It is not shown here, but there are several rotation methods available with factor analysis. These can be characterised as orthogonal, which do not allow the latent dimensions to be correlated, and oblique, which do allow correlation. Varimax is a popular method (especially in the social sciences) for orthogonal rotation in factor and principal components analysis, so in instances where you have multiple dimensions, they will remain uncorrelated. We have not included this here, as we have a single dimensional factor analysis, but good to know for future work you might do where there are two or more factors. If we had wanted to include a Varimax rotation, we could do so by adding rotate="varimax" after the nfactors command (separated by a comma, of course).
We can take the factor scores from this analysis — the latent quality of life estimated by our factor analysis — and save this back into our existing dataset using the code:
wvs.dat$life.quality <- as.numeric(fa.fit$scores)
This saves the factor scores as a new variable called life.quality. We can view a sample of these using the head function:
head(wvs.dat$life.quality, 10)
## [1] |
0.72256548 -0.74706729 |
NA 0.26937731 |
1.28122093 |
0.12100610 |
## [7] |
NA 0.08338665 |
NA -1.25791923 |
|
|
The output from your model should look like this:
## Factor Analysis using method = minres
## Call: fa(r = wvs.dat[, c("happiness", "health", "finances", "satisfaction",
## "freedom")], nfactors = 1)
## Standardized loadings (pattern matrix) based upon correlation matrix
## MR1 h2 u2 com
## happiness 0.64 0.41 0.59 1
## health 0.52 0.28 0.72 1
## finances 0.63 0.39 0.61 1
## satisfaction 0.93 0.86 0.14 1
## freedom 0.71 0.50 0.50 1
##
## MR1
## SS loadings 2.43
## Proportion Var 0.49
##
## Mean item complexity = 1
## Test of the hypothesis that 1 factor is sufficient.
##
## df null model = 10 with the objective function = 1.73 with Chi Square = 3136.16
## df of the model are 5 and the objective function was 0.02
##
## The root mean square of the residuals (RMSR) is 0.02
## The df corrected root mean square of the residuals is 0.04
##
## The harmonic n.obs is 1788 with the empirical chi square 22.35 with prob < 0.00045
## The total n.obs was 1813 with Likelihood Chi Square = 33.28 with prob < 3.3e-06
##
## Tucker Lewis Index of factoring reliability = 0.982
## RMSEA index = 0.056 and the 90 % confidence intervals are 0.039 0.075
## BIC = -4.23
## Fit based upon off diagonal values = 1
## Measures of factor score adequacy
## MR1
## Correlation of (regression) scores with factors 0.95
## Multiple R square of scores with factors 0.90
## Minimum correlation of possible factor scores 0.79
There is a lot here, and we do not expect you to understand it all straight away. For this exercise, we will focus on the first table.
The first column of the top table in our output, labelled MR1, shows how each item loads onto the latent trait for quality of life. ‘MR’ here stands for minimum residual, and its name reflects the fitting method (if we had used a different method we would get a different column name; ML for maximum likelihood, for instance). A positive loading means that a higher response on this variable indicates a higher score on the combined measure of life quality created by this analysis. A negative loading (if there was one) would suggest that a higher response predicts lower quality of life.
It is only this simple to interpret the finding because we recoded our variables. If we had not, we would need to remember the way each variable was coded to infer the meaning of these results. You can see what I mean by replacing happiness and health with the original variables and re-running the factor analysis.

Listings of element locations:
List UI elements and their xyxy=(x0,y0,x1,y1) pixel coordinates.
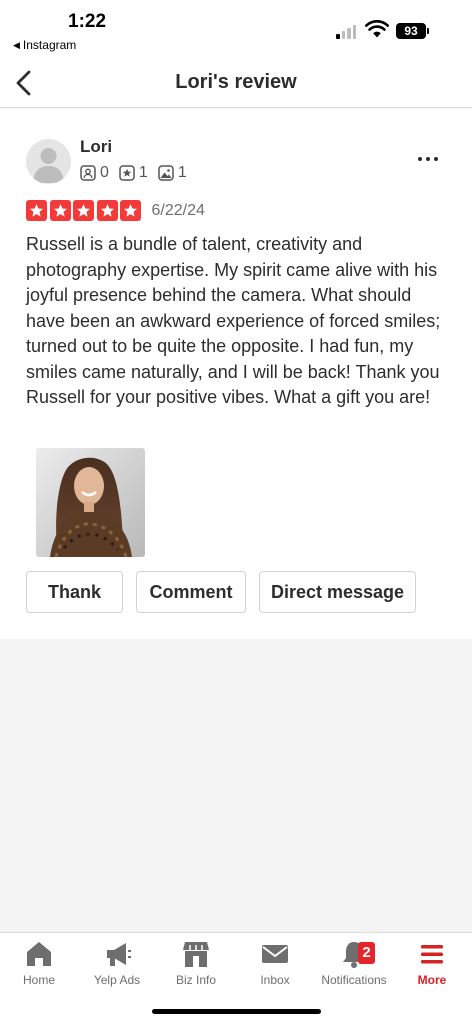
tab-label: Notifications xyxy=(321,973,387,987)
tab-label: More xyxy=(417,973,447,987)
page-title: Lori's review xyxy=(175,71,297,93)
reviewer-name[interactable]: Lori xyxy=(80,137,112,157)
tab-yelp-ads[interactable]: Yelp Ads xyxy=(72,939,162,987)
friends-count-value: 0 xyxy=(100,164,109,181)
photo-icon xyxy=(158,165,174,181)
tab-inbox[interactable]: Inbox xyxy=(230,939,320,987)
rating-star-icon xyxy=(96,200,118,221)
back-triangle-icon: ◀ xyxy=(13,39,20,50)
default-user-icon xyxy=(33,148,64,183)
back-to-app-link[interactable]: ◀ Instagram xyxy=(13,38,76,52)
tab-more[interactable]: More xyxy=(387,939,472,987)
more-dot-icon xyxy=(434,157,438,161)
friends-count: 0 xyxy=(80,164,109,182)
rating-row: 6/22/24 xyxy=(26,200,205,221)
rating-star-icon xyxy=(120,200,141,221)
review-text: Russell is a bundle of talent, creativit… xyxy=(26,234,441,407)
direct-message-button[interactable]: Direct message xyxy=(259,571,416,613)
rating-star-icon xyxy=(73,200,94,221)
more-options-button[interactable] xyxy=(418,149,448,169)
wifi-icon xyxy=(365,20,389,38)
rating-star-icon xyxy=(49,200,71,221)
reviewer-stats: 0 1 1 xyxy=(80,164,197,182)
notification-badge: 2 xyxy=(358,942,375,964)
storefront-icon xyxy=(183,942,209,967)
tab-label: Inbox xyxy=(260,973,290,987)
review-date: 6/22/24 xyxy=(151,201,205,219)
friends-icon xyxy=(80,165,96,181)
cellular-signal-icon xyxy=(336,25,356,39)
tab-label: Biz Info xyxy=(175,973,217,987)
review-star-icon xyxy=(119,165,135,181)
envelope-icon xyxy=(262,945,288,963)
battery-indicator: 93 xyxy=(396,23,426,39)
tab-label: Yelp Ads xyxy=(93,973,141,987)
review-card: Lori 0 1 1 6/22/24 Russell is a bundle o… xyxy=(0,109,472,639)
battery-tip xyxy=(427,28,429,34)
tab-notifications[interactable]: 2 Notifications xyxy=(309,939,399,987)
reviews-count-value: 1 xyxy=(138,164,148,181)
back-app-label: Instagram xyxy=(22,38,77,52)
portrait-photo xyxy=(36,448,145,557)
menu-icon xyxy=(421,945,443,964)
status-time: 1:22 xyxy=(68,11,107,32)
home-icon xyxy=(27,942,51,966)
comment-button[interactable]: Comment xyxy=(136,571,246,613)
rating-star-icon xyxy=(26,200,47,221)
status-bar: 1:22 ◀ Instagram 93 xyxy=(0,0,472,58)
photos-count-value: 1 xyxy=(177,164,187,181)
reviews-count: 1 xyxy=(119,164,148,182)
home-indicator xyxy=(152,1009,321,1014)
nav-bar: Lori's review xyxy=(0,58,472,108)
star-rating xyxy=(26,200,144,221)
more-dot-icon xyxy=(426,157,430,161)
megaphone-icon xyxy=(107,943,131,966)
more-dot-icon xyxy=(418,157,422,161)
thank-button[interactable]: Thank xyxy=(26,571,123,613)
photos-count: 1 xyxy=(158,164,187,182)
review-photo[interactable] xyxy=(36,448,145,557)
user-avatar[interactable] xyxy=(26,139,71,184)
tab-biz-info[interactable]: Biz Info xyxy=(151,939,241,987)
==
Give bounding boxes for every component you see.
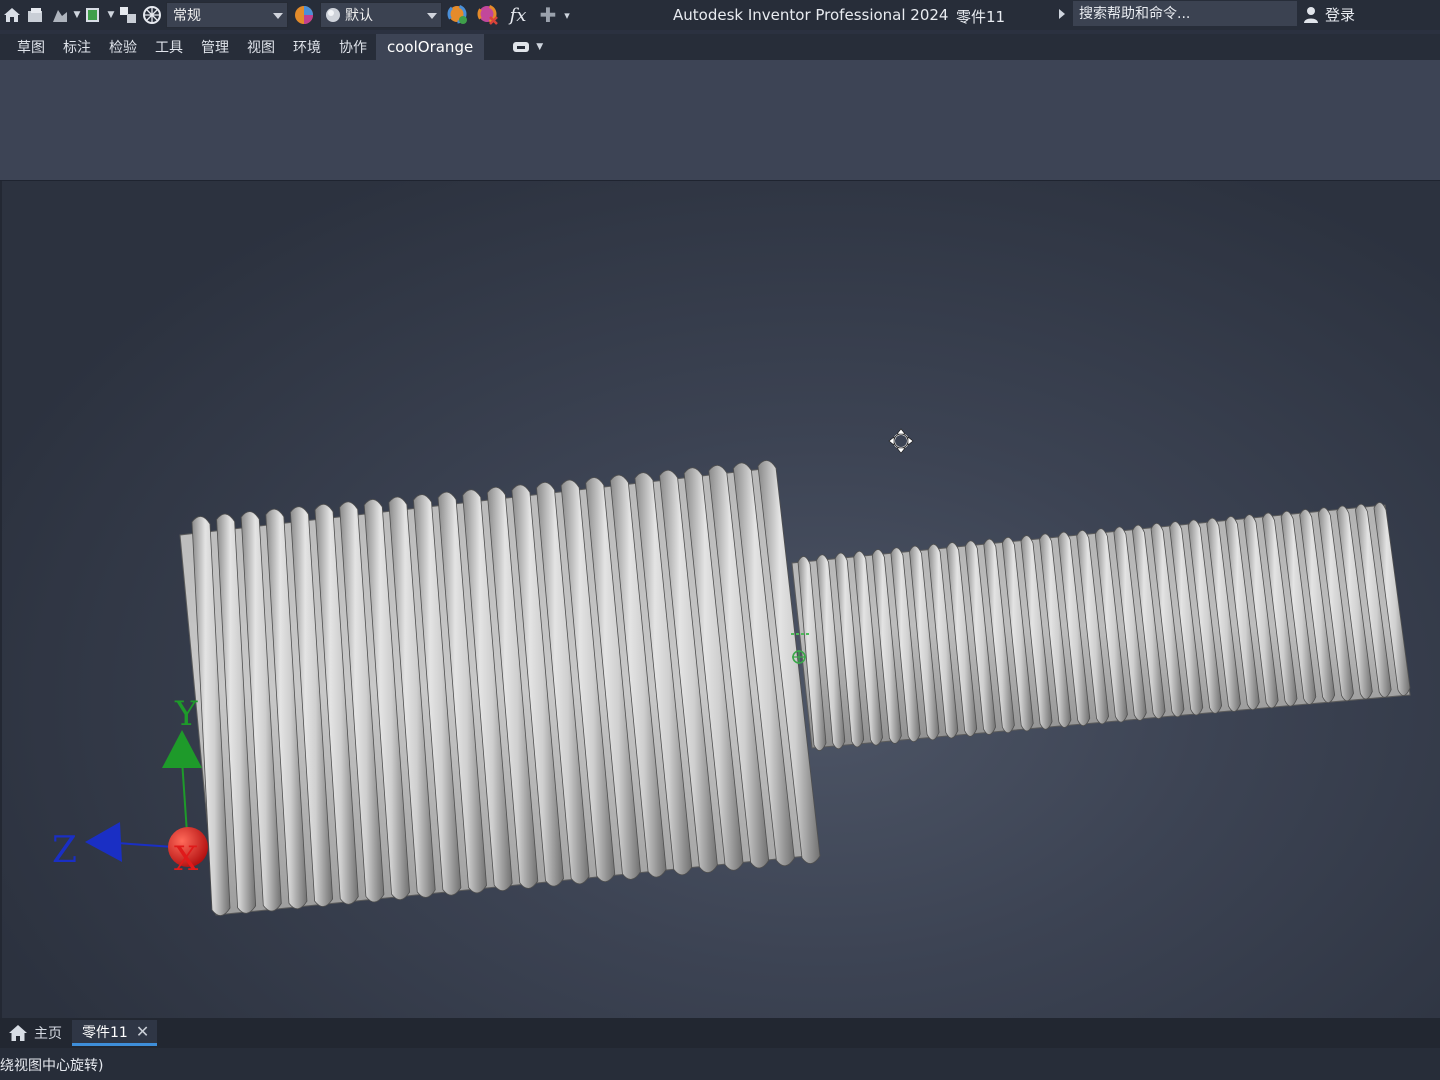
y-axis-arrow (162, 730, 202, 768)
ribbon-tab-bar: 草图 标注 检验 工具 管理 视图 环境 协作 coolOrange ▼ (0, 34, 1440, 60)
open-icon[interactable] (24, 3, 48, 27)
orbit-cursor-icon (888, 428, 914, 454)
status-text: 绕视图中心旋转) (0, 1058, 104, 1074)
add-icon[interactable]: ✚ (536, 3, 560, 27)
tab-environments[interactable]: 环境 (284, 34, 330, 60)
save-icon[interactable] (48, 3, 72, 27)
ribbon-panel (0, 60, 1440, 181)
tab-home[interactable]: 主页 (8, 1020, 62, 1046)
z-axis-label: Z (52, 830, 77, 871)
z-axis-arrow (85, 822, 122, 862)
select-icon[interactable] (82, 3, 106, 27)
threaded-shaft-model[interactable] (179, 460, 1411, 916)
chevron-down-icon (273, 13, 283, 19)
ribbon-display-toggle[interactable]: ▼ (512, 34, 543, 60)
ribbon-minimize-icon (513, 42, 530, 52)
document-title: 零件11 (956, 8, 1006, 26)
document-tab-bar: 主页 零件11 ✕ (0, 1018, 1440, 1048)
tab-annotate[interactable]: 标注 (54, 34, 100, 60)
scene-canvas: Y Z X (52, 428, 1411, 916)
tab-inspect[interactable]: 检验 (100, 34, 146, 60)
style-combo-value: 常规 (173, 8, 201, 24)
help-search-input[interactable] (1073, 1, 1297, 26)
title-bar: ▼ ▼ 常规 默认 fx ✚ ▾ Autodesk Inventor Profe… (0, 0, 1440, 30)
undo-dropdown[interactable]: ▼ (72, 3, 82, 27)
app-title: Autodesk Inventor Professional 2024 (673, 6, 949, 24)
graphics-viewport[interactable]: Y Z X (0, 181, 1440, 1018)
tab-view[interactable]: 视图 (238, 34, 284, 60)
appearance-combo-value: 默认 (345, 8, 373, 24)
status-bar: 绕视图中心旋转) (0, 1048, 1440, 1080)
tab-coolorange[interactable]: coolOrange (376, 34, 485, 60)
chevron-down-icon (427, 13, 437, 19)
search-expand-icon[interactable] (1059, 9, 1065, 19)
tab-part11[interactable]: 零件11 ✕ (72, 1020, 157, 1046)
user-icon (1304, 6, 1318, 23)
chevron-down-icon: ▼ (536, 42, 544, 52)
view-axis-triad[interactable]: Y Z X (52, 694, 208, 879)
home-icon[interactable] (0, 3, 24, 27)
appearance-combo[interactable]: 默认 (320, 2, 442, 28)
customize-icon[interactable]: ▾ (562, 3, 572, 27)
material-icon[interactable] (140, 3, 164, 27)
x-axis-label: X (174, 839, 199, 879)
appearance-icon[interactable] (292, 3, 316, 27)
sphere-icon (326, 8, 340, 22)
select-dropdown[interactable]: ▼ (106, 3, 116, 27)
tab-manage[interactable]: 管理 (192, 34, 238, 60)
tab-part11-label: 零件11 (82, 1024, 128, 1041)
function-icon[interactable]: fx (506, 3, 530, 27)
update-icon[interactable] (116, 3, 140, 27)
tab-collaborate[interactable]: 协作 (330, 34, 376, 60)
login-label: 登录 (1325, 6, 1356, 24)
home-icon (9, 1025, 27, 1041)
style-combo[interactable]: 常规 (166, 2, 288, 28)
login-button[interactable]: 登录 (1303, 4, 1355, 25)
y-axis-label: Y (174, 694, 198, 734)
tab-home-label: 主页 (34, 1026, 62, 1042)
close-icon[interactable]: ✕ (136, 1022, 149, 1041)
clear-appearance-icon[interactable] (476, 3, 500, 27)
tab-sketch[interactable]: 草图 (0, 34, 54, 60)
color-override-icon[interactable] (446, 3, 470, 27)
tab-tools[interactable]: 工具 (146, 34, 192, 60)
...
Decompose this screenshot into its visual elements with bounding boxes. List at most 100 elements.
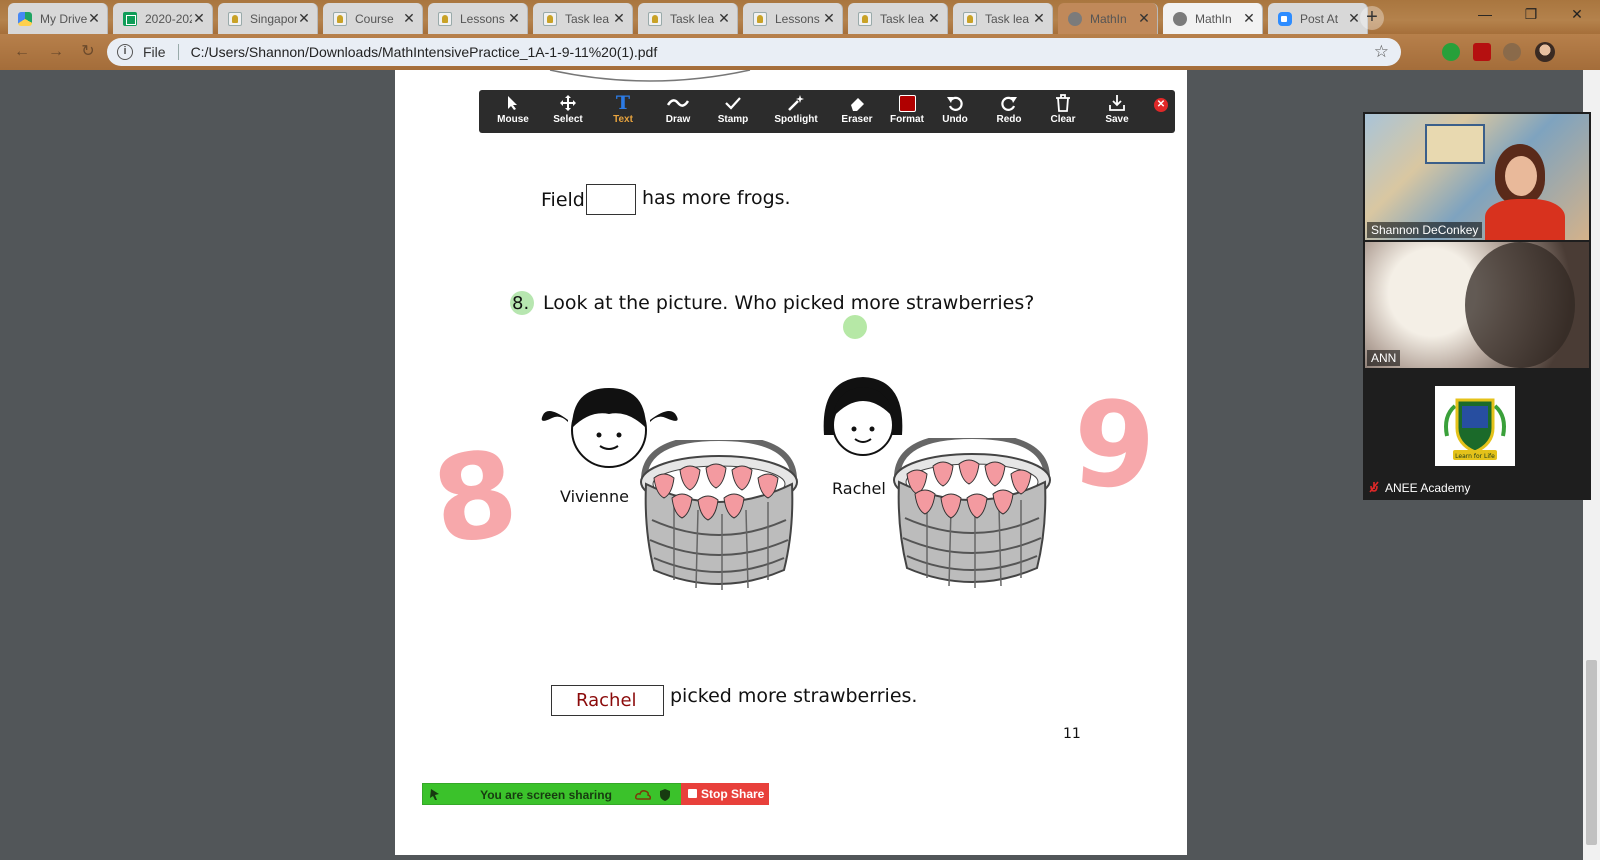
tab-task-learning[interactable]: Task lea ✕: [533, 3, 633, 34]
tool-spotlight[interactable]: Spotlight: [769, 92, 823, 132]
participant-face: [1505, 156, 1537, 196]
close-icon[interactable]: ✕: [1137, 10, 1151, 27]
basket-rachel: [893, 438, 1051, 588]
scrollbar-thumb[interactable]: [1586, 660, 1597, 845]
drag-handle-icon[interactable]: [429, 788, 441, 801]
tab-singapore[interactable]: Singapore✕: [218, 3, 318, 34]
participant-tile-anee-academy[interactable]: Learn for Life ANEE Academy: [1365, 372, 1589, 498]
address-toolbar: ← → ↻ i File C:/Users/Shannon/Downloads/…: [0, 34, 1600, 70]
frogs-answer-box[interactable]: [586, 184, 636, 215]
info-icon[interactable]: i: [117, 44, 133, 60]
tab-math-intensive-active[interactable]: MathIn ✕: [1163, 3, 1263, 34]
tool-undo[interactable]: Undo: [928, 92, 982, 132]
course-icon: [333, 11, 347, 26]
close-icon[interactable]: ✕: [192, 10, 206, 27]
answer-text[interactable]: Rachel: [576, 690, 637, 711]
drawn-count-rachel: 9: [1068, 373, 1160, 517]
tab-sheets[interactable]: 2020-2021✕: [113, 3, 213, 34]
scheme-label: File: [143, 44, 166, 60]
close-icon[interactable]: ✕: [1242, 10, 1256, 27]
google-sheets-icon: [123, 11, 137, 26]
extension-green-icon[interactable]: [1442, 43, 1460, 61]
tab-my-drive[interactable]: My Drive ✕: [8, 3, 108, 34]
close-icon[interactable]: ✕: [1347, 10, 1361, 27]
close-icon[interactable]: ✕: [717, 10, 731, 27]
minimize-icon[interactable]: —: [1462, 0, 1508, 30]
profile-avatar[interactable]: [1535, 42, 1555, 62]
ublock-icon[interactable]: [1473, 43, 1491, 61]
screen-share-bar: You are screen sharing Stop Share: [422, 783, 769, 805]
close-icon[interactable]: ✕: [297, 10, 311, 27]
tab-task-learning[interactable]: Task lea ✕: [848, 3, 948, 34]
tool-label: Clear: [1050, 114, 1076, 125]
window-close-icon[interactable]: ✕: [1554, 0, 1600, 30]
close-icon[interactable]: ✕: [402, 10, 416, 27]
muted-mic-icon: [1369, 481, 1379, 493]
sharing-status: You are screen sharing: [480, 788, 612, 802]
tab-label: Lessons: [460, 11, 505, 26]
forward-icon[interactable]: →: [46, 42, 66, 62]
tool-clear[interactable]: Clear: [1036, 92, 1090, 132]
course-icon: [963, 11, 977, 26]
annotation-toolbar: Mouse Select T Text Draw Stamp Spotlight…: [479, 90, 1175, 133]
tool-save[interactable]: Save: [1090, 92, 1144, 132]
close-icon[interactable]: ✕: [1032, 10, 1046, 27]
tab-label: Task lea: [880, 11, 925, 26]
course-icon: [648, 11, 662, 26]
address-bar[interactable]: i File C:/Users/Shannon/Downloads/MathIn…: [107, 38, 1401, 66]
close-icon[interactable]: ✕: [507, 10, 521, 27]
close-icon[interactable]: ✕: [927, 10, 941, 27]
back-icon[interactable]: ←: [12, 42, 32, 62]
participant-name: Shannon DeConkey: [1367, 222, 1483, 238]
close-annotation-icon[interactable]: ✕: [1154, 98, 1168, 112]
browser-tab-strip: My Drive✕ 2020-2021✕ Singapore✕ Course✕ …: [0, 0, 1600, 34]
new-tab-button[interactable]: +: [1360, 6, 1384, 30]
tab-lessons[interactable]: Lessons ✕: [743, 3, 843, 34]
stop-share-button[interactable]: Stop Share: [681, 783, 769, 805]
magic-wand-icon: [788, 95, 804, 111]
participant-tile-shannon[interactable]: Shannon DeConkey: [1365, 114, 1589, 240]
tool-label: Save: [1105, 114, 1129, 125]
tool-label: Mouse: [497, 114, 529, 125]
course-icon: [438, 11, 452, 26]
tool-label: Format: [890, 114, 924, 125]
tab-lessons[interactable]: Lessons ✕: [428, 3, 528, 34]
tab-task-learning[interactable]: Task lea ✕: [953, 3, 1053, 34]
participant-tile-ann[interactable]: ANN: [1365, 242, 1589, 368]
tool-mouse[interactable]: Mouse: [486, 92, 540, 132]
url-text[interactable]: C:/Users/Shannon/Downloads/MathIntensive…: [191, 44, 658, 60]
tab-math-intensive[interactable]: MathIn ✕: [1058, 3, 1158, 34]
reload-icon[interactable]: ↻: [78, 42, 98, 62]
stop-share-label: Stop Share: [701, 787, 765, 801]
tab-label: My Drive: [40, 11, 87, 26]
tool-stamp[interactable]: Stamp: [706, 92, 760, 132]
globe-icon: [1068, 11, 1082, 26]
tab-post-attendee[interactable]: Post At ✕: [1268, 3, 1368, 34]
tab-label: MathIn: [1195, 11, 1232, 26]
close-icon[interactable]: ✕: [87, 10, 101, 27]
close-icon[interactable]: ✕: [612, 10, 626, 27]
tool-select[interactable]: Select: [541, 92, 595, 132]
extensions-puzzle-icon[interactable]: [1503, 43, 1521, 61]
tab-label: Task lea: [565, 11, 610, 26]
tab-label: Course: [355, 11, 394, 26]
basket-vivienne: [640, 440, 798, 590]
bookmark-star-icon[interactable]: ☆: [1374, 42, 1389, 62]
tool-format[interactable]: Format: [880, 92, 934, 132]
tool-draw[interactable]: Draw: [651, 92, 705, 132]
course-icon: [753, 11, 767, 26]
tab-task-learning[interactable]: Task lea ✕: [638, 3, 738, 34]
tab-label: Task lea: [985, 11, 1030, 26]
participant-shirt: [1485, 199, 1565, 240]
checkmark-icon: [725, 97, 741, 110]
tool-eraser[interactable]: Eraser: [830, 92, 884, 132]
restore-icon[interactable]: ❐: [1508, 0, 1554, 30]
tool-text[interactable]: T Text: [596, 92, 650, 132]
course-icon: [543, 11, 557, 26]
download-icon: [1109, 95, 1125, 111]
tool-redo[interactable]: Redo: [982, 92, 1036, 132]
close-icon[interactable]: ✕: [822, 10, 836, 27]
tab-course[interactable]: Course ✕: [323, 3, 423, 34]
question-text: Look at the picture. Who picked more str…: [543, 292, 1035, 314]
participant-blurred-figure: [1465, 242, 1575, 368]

_Job_:
Copy the factor analysis text word for word, from "It is only this" up to and including "the factor analysis.".

_Output of the exercise_:
It is only this simple to interpret the finding because we recoded our variables. If we had not, we would need to remember the way each variable was coded to infer the meaning of these results. You can see what I mean by replacing happiness and health with the original variables and re-running the factor analysis.